--- begin ---
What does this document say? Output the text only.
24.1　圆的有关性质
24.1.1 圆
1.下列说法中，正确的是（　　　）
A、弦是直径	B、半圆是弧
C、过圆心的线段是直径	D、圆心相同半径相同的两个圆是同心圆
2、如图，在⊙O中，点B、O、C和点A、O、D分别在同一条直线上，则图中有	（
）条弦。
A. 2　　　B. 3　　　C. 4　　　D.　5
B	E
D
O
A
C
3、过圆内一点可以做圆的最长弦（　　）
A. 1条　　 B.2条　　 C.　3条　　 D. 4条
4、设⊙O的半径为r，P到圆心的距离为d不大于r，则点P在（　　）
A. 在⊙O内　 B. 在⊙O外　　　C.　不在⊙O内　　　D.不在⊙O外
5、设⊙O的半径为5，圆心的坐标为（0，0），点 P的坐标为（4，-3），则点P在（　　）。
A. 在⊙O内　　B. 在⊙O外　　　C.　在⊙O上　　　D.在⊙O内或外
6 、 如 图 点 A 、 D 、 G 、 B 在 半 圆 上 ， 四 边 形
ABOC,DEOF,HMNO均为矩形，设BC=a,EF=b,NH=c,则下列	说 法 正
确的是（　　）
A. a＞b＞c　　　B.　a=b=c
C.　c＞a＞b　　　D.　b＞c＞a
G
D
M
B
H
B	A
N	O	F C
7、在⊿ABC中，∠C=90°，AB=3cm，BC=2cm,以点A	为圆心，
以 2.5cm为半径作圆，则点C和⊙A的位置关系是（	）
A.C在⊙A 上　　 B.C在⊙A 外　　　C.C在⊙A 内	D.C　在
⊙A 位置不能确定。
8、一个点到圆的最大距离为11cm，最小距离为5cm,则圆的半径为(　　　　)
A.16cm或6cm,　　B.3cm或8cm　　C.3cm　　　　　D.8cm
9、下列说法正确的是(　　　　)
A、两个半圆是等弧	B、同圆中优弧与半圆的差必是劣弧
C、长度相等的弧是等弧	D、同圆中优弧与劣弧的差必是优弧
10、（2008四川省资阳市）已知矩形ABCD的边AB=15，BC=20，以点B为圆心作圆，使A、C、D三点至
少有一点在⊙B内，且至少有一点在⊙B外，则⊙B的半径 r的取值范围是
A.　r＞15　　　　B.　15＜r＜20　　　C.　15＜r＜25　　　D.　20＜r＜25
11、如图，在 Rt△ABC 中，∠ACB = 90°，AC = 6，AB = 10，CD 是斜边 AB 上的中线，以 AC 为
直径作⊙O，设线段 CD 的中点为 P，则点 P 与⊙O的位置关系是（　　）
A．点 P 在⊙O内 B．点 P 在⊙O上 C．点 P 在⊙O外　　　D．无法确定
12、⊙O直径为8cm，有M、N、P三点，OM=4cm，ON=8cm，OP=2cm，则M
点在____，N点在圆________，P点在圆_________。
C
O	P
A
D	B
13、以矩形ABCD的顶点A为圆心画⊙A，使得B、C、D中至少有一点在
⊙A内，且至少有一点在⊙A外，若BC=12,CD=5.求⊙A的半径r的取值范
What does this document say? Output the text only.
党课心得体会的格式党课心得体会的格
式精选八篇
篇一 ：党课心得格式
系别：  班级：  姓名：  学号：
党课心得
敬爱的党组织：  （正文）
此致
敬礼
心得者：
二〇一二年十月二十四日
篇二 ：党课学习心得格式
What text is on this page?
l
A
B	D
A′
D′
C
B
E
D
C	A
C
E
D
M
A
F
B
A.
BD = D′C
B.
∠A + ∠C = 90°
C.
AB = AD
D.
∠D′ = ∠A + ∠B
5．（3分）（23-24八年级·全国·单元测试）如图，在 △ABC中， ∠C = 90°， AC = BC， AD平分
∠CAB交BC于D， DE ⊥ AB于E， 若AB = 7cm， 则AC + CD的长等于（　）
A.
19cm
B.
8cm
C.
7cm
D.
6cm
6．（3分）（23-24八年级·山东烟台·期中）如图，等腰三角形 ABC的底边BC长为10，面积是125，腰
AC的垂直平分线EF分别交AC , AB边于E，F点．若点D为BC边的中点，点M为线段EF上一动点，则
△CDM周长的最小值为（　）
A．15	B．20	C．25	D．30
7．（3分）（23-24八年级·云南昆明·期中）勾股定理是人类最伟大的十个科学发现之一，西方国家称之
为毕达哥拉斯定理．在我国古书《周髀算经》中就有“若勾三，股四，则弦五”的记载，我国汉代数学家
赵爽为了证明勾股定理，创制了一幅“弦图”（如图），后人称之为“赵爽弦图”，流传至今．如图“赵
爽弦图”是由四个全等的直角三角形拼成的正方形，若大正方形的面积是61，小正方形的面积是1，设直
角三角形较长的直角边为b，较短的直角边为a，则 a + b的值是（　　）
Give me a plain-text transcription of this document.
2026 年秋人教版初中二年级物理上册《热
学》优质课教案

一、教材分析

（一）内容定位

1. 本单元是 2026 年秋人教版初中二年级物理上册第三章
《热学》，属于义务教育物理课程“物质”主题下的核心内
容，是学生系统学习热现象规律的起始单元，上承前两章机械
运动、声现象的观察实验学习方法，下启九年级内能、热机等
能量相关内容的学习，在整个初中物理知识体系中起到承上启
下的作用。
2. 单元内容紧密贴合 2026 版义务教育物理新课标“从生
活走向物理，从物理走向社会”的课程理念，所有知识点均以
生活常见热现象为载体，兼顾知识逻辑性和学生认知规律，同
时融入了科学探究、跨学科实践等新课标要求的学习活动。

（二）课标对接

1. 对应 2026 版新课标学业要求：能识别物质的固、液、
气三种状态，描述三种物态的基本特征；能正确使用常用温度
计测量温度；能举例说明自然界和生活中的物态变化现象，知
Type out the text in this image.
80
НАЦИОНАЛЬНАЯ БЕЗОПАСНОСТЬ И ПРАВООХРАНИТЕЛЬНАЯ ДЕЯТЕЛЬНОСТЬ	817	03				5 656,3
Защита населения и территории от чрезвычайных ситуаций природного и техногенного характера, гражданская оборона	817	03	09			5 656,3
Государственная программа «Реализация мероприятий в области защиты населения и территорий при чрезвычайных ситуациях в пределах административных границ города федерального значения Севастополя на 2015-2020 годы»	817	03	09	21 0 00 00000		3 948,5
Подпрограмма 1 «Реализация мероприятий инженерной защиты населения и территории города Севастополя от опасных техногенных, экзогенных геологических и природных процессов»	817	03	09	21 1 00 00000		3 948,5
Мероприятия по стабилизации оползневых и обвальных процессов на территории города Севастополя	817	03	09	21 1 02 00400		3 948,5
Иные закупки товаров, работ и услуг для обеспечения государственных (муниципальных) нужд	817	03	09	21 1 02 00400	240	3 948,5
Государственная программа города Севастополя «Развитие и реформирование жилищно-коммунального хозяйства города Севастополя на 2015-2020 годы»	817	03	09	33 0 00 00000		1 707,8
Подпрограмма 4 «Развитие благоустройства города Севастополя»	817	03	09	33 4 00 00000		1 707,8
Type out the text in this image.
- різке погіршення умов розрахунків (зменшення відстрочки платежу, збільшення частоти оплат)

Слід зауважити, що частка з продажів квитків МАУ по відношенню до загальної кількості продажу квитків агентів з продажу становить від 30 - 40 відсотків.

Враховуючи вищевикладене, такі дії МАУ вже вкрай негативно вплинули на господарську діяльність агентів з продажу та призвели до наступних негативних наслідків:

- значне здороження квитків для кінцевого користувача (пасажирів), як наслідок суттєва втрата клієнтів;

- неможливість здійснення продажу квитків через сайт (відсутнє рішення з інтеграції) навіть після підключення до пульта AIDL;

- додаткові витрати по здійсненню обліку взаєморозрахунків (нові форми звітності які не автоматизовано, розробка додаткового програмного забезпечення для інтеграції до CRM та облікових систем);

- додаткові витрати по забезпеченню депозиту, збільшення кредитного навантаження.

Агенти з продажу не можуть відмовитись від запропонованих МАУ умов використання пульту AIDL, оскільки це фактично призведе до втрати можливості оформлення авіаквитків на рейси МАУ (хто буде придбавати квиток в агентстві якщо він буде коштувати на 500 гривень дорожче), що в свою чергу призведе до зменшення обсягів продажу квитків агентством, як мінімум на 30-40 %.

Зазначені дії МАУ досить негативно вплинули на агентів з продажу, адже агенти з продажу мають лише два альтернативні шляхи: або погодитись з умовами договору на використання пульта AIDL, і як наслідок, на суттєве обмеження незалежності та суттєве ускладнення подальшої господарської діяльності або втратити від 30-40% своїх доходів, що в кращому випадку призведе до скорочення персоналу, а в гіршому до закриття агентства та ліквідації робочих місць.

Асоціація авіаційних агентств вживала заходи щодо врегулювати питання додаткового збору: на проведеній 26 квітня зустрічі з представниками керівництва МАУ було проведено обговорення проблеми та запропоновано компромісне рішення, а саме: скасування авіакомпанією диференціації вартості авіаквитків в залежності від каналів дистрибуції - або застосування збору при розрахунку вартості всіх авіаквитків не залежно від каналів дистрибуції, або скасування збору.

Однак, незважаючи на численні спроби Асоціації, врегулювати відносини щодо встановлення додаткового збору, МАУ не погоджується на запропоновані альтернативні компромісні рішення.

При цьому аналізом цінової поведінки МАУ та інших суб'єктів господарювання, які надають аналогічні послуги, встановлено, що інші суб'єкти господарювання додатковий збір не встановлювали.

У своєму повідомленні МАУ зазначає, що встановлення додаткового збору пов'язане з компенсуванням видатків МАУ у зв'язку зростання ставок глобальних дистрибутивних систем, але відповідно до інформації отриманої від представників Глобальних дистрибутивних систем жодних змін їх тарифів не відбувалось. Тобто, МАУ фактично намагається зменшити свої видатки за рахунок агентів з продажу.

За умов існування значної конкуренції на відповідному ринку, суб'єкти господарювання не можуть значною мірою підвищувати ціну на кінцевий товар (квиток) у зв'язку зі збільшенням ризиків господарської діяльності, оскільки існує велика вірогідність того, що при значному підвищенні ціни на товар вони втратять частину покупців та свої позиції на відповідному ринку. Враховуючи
--- end ---
-- Task requirements --
Pick out each line containing the string "населения" and copy it.

-- Completed task --
Защита населения и территории от чрезвычайных ситуаций природного и техногенного характера, гражданская оборона	817	03	09			5 656,3
Государственная программа «Реализация мероприятий в области защиты населения и территорий при чрезвычайных ситуациях в пределах административных границ города федерального значения Севастополя на 2015-2020 годы»	817	03	09	21 0 00 00000		3 948,5
Подпрограмма 1 «Реализация мероприятий инженерной защиты населения и территории города Севастополя от опасных техногенных, экзогенных геологических и природных процессов»	817	03	09	21 1 00 00000		3 948,5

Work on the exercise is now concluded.